PROBLEM SET:
[A] According to the text on SMEs and industrialization, which advanced nations does the SME option still help advance industrially?
[B] Transcribe the records from their first line through the line containing "cell-notes[interactable]: New infection", with both of those lines included.

## begin DOCUMENT SEGMENT

Many developed and advanced developing nations made and still continue to make vital decisions about taking the small and medium-sized enterprise (SME) route as their pathways to industrialisation. What makes the route monumental is that the SME option for industrialisation not only historically hastened the process but also still continues to support the progressive advance of the industrial status of advanced nations such as Japan, Germany and the United States.
Drawing lessons from those at the top end of industrialisation, advanced developing countries like India, Brazil, Thailand and even China have followed the same route – adjusted, of course, to their own social and economic conditions – with fulfilling results. A compelling move to the SME way needs to be viewed in this proven context of success.
What are the distinguishing characteristics of SMEs that render them singular as an option for industrialisation?

## end DOCUMENT SEGMENT
## begin DATASET ENTRIES

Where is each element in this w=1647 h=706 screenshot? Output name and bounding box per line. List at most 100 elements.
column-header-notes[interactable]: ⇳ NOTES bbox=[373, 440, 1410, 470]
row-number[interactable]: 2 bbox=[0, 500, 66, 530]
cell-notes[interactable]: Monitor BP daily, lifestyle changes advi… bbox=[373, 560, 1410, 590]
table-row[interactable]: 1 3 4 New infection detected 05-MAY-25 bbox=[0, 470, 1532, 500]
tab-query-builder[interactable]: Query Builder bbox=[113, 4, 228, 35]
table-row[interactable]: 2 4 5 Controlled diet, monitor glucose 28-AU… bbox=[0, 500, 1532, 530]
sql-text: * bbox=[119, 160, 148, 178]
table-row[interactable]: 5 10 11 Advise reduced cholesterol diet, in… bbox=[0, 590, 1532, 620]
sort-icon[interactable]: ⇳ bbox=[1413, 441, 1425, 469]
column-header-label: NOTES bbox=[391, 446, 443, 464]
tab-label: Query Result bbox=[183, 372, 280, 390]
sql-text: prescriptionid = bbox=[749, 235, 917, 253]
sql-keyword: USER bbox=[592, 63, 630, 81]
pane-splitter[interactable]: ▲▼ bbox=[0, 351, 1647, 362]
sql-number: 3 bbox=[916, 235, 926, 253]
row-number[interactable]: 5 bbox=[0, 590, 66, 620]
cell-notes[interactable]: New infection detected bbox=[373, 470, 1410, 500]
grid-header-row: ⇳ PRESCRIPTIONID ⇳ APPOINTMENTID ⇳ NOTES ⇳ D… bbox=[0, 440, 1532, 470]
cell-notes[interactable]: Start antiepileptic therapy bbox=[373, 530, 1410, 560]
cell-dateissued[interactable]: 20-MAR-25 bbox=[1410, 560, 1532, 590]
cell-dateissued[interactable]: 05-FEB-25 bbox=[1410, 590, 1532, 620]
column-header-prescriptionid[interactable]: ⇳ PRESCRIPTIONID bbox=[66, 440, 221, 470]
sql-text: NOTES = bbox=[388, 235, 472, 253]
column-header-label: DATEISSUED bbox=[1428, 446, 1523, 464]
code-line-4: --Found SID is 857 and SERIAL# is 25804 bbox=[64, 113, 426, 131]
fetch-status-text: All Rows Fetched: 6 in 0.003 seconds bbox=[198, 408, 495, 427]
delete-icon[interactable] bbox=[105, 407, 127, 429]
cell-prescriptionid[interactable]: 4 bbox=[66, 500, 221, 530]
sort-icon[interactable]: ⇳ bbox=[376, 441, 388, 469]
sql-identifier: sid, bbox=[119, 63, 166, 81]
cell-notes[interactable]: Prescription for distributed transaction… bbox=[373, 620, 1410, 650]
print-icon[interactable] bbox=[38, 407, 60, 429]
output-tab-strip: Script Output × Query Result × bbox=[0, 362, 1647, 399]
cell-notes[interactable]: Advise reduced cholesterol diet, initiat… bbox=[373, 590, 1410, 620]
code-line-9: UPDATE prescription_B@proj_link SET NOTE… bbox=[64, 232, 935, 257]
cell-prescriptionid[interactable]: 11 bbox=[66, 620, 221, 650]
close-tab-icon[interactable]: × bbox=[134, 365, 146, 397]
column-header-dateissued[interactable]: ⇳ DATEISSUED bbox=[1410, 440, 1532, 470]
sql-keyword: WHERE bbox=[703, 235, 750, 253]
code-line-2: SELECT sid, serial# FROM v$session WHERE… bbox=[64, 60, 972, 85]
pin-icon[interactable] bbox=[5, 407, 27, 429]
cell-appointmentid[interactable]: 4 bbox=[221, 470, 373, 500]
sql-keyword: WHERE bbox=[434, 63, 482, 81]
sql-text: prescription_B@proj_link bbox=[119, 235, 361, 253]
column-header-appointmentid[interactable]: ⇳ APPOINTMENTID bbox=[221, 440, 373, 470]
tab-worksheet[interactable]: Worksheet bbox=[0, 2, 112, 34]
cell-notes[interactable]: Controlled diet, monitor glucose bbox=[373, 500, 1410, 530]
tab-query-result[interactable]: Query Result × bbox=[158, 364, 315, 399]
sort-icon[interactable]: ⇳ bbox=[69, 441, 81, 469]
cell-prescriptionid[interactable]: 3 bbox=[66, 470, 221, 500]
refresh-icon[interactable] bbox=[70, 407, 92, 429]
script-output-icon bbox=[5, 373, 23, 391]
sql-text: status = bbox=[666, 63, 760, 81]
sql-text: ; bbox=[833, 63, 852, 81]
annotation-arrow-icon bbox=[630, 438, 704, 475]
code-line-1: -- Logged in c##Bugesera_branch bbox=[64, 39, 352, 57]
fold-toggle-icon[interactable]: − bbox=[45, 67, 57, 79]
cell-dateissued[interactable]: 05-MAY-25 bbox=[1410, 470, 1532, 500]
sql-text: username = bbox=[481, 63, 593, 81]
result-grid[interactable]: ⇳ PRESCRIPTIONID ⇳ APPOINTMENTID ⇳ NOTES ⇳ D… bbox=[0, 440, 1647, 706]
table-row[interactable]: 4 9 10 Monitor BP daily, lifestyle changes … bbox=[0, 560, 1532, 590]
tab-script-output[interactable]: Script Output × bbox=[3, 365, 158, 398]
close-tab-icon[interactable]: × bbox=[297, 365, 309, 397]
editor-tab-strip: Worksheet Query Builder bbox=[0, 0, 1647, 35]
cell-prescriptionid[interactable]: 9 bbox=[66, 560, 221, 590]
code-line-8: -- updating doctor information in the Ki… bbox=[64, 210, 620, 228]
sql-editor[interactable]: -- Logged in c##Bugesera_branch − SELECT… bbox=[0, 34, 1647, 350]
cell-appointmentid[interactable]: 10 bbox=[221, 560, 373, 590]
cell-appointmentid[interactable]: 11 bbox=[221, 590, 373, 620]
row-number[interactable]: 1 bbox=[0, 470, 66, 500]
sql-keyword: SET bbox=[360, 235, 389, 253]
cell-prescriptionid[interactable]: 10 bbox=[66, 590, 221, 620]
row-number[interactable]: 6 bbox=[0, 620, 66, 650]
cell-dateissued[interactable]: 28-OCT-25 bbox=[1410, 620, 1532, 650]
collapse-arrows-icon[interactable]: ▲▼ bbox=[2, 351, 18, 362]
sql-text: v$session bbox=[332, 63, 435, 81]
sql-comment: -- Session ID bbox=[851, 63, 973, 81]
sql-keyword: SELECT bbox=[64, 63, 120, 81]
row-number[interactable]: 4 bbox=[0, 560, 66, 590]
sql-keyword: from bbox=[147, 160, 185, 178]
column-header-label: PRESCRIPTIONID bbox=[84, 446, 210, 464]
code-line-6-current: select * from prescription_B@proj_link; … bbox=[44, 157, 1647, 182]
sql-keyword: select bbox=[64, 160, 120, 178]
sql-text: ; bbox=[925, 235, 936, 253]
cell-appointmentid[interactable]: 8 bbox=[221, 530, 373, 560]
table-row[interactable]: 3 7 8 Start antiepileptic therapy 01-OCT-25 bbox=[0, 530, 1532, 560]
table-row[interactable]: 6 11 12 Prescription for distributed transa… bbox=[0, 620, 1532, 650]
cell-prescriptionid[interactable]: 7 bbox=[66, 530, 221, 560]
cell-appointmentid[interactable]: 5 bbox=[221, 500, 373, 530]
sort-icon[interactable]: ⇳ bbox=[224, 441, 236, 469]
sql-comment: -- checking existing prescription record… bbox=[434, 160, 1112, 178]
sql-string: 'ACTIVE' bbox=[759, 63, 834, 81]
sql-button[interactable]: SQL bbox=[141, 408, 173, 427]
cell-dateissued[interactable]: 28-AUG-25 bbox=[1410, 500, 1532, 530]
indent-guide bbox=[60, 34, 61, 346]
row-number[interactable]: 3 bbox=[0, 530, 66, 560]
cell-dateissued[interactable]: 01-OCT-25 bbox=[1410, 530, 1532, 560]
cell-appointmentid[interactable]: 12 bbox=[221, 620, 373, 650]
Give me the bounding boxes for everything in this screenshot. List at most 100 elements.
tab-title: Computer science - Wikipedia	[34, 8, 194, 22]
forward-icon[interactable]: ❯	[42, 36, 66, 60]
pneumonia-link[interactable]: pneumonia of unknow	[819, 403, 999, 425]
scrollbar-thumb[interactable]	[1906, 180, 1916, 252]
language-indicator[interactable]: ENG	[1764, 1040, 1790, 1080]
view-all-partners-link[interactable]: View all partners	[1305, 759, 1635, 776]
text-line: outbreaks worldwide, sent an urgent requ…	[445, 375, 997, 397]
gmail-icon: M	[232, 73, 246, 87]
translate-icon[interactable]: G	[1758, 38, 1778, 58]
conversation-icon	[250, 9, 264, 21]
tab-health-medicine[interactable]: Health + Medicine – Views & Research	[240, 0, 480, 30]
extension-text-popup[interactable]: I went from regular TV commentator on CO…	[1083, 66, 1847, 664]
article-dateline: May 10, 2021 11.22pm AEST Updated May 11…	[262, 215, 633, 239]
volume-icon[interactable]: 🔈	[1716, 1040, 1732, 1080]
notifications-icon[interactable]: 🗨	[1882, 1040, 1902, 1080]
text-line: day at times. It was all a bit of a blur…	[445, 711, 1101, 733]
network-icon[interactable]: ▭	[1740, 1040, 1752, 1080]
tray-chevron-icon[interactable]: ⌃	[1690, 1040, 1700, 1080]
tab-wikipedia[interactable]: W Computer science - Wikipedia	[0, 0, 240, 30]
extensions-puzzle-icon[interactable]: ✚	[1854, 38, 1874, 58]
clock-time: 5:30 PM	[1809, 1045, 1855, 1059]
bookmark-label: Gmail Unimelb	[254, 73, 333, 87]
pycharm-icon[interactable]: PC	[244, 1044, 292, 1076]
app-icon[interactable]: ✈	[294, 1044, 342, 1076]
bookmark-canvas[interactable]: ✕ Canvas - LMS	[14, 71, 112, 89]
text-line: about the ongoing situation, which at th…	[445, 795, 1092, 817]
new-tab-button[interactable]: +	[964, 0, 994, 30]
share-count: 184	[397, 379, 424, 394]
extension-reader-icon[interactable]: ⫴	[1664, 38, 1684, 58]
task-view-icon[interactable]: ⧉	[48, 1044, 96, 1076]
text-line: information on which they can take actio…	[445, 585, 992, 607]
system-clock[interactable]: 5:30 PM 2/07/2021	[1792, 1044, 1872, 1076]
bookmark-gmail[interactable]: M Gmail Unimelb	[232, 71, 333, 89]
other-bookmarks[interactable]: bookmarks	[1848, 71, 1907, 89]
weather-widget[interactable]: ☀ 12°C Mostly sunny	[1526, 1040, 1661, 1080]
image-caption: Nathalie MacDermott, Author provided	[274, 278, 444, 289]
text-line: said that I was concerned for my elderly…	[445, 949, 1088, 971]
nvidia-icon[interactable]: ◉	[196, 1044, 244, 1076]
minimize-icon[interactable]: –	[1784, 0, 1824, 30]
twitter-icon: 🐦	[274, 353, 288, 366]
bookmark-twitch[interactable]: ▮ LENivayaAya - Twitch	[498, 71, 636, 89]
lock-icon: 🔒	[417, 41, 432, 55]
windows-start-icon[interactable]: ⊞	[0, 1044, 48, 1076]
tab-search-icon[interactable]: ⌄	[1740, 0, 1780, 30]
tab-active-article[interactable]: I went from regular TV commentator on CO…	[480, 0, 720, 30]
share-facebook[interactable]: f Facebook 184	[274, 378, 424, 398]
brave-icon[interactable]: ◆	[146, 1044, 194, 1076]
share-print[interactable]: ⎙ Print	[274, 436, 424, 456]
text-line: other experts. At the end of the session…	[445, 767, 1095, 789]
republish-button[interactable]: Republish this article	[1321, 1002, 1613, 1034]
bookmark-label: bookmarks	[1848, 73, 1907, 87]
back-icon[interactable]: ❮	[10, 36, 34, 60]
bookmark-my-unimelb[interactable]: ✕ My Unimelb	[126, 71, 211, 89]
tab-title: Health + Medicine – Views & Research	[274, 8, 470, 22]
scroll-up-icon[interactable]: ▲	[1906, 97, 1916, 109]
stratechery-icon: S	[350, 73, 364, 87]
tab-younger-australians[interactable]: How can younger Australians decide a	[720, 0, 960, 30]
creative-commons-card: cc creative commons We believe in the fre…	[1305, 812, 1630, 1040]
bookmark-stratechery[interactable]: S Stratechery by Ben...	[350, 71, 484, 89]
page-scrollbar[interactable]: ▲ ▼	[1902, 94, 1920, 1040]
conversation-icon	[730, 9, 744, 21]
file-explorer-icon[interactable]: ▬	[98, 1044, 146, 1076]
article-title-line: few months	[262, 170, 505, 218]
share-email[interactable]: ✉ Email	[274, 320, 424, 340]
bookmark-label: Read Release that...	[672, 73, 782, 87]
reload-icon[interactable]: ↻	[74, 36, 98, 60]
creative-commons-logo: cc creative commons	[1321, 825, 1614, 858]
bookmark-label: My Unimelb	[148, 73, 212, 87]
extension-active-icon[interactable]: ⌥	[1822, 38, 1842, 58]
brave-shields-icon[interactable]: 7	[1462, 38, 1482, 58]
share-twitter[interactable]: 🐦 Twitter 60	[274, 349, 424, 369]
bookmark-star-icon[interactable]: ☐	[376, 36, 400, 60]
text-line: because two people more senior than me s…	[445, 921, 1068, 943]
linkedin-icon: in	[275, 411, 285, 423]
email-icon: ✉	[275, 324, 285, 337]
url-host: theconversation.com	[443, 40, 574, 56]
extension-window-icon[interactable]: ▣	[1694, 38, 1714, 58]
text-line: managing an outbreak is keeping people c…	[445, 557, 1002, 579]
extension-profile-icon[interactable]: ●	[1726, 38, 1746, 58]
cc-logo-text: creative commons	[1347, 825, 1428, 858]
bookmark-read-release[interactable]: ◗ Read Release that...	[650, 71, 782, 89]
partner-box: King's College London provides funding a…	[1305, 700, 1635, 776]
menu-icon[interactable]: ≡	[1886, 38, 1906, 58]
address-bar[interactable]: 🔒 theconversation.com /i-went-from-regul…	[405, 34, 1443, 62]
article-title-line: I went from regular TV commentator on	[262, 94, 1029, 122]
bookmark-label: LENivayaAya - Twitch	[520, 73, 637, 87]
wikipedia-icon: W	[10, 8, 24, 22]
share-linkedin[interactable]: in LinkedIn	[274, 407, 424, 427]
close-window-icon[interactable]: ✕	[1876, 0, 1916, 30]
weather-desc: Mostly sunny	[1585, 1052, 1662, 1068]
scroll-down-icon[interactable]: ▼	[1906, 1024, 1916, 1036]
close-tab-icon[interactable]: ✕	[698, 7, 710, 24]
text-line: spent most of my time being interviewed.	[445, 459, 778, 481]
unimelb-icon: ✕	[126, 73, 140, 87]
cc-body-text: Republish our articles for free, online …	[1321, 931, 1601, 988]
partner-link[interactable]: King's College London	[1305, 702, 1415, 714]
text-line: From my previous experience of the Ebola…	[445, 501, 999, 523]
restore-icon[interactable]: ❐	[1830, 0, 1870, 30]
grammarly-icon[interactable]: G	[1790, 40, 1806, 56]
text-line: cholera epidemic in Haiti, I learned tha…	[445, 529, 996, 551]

## end DATASET ENTRIES

THE RESPONSES:
[A] Japan, Germany and the United States.

[B]
Where is each element in this w=1647 h=706 screenshot? Output name and bounding box per line. List at most 100 elements.
column-header-notes[interactable]: ⇳ NOTES bbox=[373, 440, 1410, 470]
row-number[interactable]: 2 bbox=[0, 500, 66, 530]
cell-notes[interactable]: Monitor BP daily, lifestyle changes advi… bbox=[373, 560, 1410, 590]
table-row[interactable]: 1 3 4 New infection detected 05-MAY-25 bbox=[0, 470, 1532, 500]
tab-query-builder[interactable]: Query Builder bbox=[113, 4, 228, 35]
table-row[interactable]: 2 4 5 Controlled diet, monitor glucose 28-AU… bbox=[0, 500, 1532, 530]
sql-text: * bbox=[119, 160, 148, 178]
table-row[interactable]: 5 10 11 Advise reduced cholesterol diet, in… bbox=[0, 590, 1532, 620]
sort-icon[interactable]: ⇳ bbox=[1413, 441, 1425, 469]
column-header-label: NOTES bbox=[391, 446, 443, 464]
tab-label: Query Result bbox=[183, 372, 280, 390]
sql-text: prescriptionid = bbox=[749, 235, 917, 253]
sql-keyword: USER bbox=[592, 63, 630, 81]
pane-splitter[interactable]: ▲▼ bbox=[0, 351, 1647, 362]
sql-number: 3 bbox=[916, 235, 926, 253]
row-number[interactable]: 5 bbox=[0, 590, 66, 620]
cell-notes[interactable]: New infection detected bbox=[373, 470, 1410, 500]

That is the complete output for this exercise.